#### GOAL
All of the material below is to be retyped exactly.

── SUPPLIED MATERIAL

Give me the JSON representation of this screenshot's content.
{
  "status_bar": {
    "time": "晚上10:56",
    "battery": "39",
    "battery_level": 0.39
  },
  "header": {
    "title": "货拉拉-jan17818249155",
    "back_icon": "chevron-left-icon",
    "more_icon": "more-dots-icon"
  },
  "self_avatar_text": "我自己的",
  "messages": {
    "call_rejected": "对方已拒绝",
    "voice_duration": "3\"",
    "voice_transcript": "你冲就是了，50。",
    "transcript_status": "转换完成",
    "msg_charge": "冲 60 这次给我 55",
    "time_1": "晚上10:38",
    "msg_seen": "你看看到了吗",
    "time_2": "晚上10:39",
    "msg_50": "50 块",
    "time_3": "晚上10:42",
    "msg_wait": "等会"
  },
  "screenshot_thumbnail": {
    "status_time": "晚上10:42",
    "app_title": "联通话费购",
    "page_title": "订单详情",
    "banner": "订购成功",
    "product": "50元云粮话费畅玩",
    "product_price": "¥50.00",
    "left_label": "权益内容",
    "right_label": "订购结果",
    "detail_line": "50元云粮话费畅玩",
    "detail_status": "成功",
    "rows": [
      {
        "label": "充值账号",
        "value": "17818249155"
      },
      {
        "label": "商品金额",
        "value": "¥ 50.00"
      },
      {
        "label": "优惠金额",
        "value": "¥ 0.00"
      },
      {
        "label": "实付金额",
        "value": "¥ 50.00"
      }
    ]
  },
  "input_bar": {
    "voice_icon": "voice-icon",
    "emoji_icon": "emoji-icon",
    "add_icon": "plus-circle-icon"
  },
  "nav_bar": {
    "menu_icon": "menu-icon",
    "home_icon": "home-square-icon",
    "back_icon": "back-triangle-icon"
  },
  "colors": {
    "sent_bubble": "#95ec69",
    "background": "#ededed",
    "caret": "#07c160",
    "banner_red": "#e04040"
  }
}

────

#### RESULT
Give me the JSON representation of this screenshot's content.
{
  "status_bar": {
    "time": "晚上10:56",
    "battery": "39",
    "battery_level": 0.39
  },
  "header": {
    "title": "货拉拉-jan17818249155",
    "back_icon": "chevron-left-icon",
    "more_icon": "more-dots-icon"
  },
  "self_avatar_text": "我自己的",
  "messages": {
    "call_rejected": "对方已拒绝",
    "voice_duration": "3\"",
    "voice_transcript": "你冲就是了，50。",
    "transcript_status": "转换完成",
    "msg_charge": "冲 60 这次给我 55",
    "time_1": "晚上10:38",
    "msg_seen": "你看看到了吗",
    "time_2": "晚上10:39",
    "msg_50": "50 块",
    "time_3": "晚上10:42",
    "msg_wait": "等会"
  },
  "screenshot_thumbnail": {
    "status_time": "晚上10:42",
    "app_title": "联通话费购",
    "page_title": "订单详情",
    "banner": "订购成功",
    "product": "50元云粮话费畅玩",
    "product_price": "¥50.00",
    "left_label": "权益内容",
    "right_label": "订购结果",
    "detail_line": "50元云粮话费畅玩",
    "detail_status": "成功",
    "rows": [
      {
        "label": "充值账号",
        "value": "17818249155"
      },
      {
        "label": "商品金额",
        "value": "¥ 50.00"
      },
      {
        "label": "优惠金额",
        "value": "¥ 0.00"
      },
      {
        "label": "实付金额",
        "value": "¥ 50.00"
      }
    ]
  },
  "input_bar": {
    "voice_icon": "voice-icon",
    "emoji_icon": "emoji-icon",
    "add_icon": "plus-circle-icon"
  },
  "nav_bar": {
    "menu_icon": "menu-icon",
    "home_icon": "home-square-icon",
    "back_icon": "back-triangle-icon"
  },
  "colors": {
    "sent_bubble": "#95ec69",
    "background": "#ededed",
    "caret": "#07c160",
    "banner_red": "#e04040"
  }
}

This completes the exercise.